▸ **TASK GOAL**: Reproduce the records below verbatim, line for line, with the picture lines omitted.
[Start]
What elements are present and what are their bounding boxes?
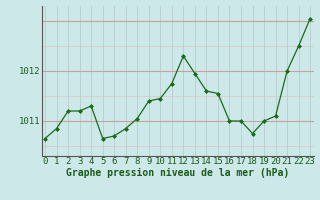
X-axis label: Graphe pression niveau de la mer (hPa): Graphe pression niveau de la mer (hPa) — [66, 168, 289, 178]
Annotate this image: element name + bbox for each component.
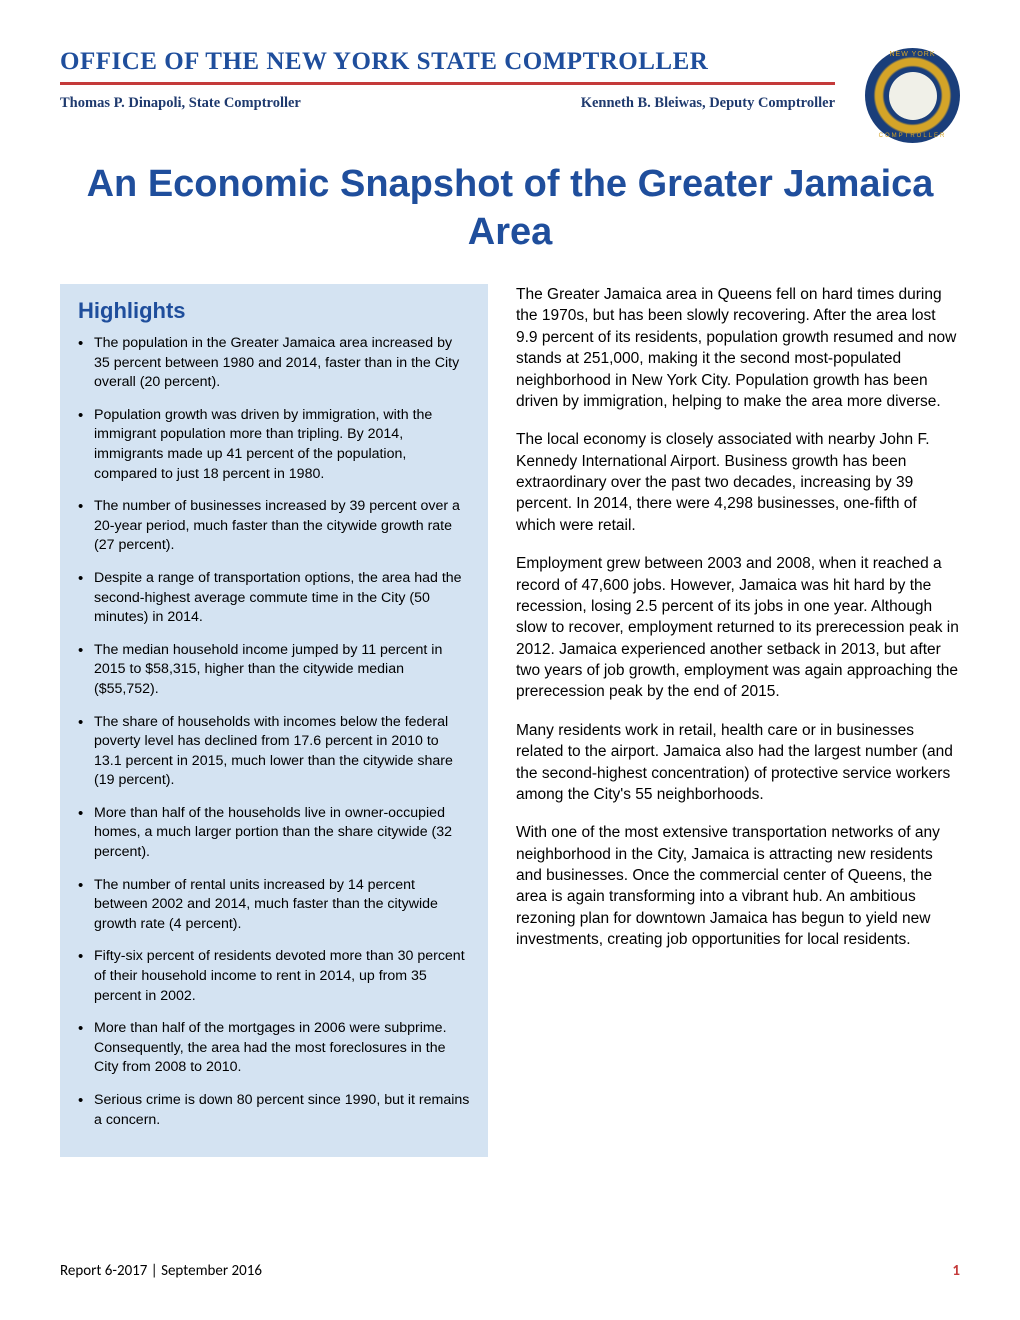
seal-inner [889, 72, 937, 120]
seal-text-top: NEW YORK [890, 51, 936, 58]
footer-report-info: Report 6-2017 | September 2016 [60, 1262, 262, 1280]
list-item: The number of rental units increased by … [78, 876, 470, 935]
deputy-name: Kenneth B. Bleiwas, Deputy Comptroller [581, 95, 835, 112]
page-footer: Report 6-2017 | September 2016 1 [60, 1262, 960, 1280]
list-item: More than half of the mortgages in 2006 … [78, 1019, 470, 1078]
body-paragraph: Many residents work in retail, health ca… [516, 720, 960, 806]
list-item: Serious crime is down 80 percent since 1… [78, 1091, 470, 1130]
body-paragraph: The Greater Jamaica area in Queens fell … [516, 284, 960, 412]
list-item: The share of households with incomes bel… [78, 713, 470, 791]
page-title: An Economic Snapshot of the Greater Jama… [60, 161, 960, 256]
list-item: The number of businesses increased by 39… [78, 497, 470, 556]
list-item: The population in the Greater Jamaica ar… [78, 334, 470, 393]
list-item: The median household income jumped by 11… [78, 641, 470, 700]
list-item: Despite a range of transportation option… [78, 569, 470, 628]
office-title: OFFICE OF THE NEW YORK STATE COMPTROLLER [60, 48, 845, 76]
subheader-row: Thomas P. Dinapoli, State Comptroller Ke… [60, 95, 835, 112]
content-columns: Highlights The population in the Greater… [60, 284, 960, 1157]
document-header: OFFICE OF THE NEW YORK STATE COMPTROLLER… [60, 48, 960, 143]
list-item: More than half of the households live in… [78, 804, 470, 863]
highlights-list: The population in the Greater Jamaica ar… [78, 334, 470, 1130]
body-paragraph: With one of the most extensive transport… [516, 822, 960, 950]
state-seal-icon: NEW YORK COMPTROLLER [865, 48, 960, 143]
header-left: OFFICE OF THE NEW YORK STATE COMPTROLLER… [60, 48, 845, 112]
header-divider [60, 82, 835, 85]
page-number: 1 [952, 1262, 960, 1280]
body-paragraph: The local economy is closely associated … [516, 429, 960, 536]
list-item: Fifty-six percent of residents devoted m… [78, 947, 470, 1006]
body-paragraph: Employment grew between 2003 and 2008, w… [516, 553, 960, 703]
list-item: Population growth was driven by immigrat… [78, 406, 470, 484]
highlights-title: Highlights [78, 298, 470, 324]
body-text-column: The Greater Jamaica area in Queens fell … [516, 284, 960, 1157]
highlights-box: Highlights The population in the Greater… [60, 284, 488, 1157]
seal-text-bottom: COMPTROLLER [879, 133, 947, 139]
comptroller-name: Thomas P. Dinapoli, State Comptroller [60, 95, 301, 112]
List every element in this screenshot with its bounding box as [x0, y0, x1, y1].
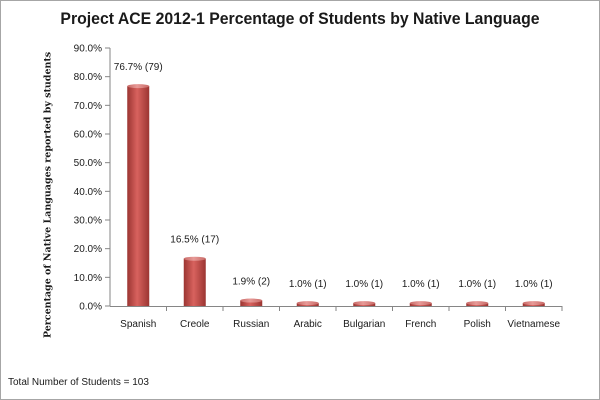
[End]
▸ **RESPONSE TO THE EXERCISE**:
What elements are present and what are their bounding boxes?
X-axis label: Graphe pression niveau de la mer (hPa): Graphe pression niveau de la mer (hPa) — [66, 168, 289, 178]
Annotate this image: element name + bbox for each component.
seal-inner [889, 72, 937, 120]
seal-text-top: NEW YORK [890, 51, 936, 58]
footer-report-info: Report 6-2017 | September 2016 [60, 1262, 262, 1280]
list-item: The number of rental units increased by … [78, 876, 470, 935]
deputy-name: Kenneth B. Bleiwas, Deputy Comptroller [581, 95, 835, 112]
page-footer: Report 6-2017 | September 2016 1 [60, 1262, 960, 1280]
list-item: More than half of the mortgages in 2006 … [78, 1019, 470, 1078]
body-paragraph: Many residents work in retail, health ca… [516, 720, 960, 806]
list-item: Serious crime is down 80 percent since 1… [78, 1091, 470, 1130]
body-paragraph: The Greater Jamaica area in Queens fell … [516, 284, 960, 412]
list-item: The share of households with incomes bel… [78, 713, 470, 791]
page-title: An Economic Snapshot of the Greater Jama… [60, 161, 960, 256]
list-item: The number of businesses increased by 39… [78, 497, 470, 556]
list-item: The population in the Greater Jamaica ar… [78, 334, 470, 393]
list-item: The median household income jumped by 11… [78, 641, 470, 700]
list-item: Despite a range of transportation option… [78, 569, 470, 628]
office-title: OFFICE OF THE NEW YORK STATE COMPTROLLER [60, 48, 845, 76]
subheader-row: Thomas P. Dinapoli, State Comptroller Ke… [60, 95, 835, 112]
content-columns: Highlights The population in the Greater… [60, 284, 960, 1157]
document-header: OFFICE OF THE NEW YORK STATE COMPTROLLER… [60, 48, 960, 143]
list-item: More than half of the households live in… [78, 804, 470, 863]
highlights-list: The population in the Greater Jamaica ar… [78, 334, 470, 1130]
body-paragraph: With one of the most extensive transport… [516, 822, 960, 950]
state-seal-icon: NEW YORK COMPTROLLER [865, 48, 960, 143]
header-left: OFFICE OF THE NEW YORK STATE COMPTROLLER… [60, 48, 845, 112]
header-divider [60, 82, 835, 85]
page-number: 1 [952, 1262, 960, 1280]
body-paragraph: The local economy is closely associated … [516, 429, 960, 536]
list-item: Fifty-six percent of residents devoted m… [78, 947, 470, 1006]
body-paragraph: Employment grew between 2003 and 2008, w… [516, 553, 960, 703]
list-item: Population growth was driven by immigrat… [78, 406, 470, 484]
highlights-title: Highlights [78, 298, 470, 324]
body-text-column: The Greater Jamaica area in Queens fell … [516, 284, 960, 1157]
highlights-box: Highlights The population in the Greater… [60, 284, 488, 1157]
seal-text-bottom: COMPTROLLER [879, 133, 947, 139]
comptroller-name: Thomas P. Dinapoli, State Comptroller [60, 95, 301, 112]
List every element in this screenshot with its bounding box as [x0, y0, x1, y1].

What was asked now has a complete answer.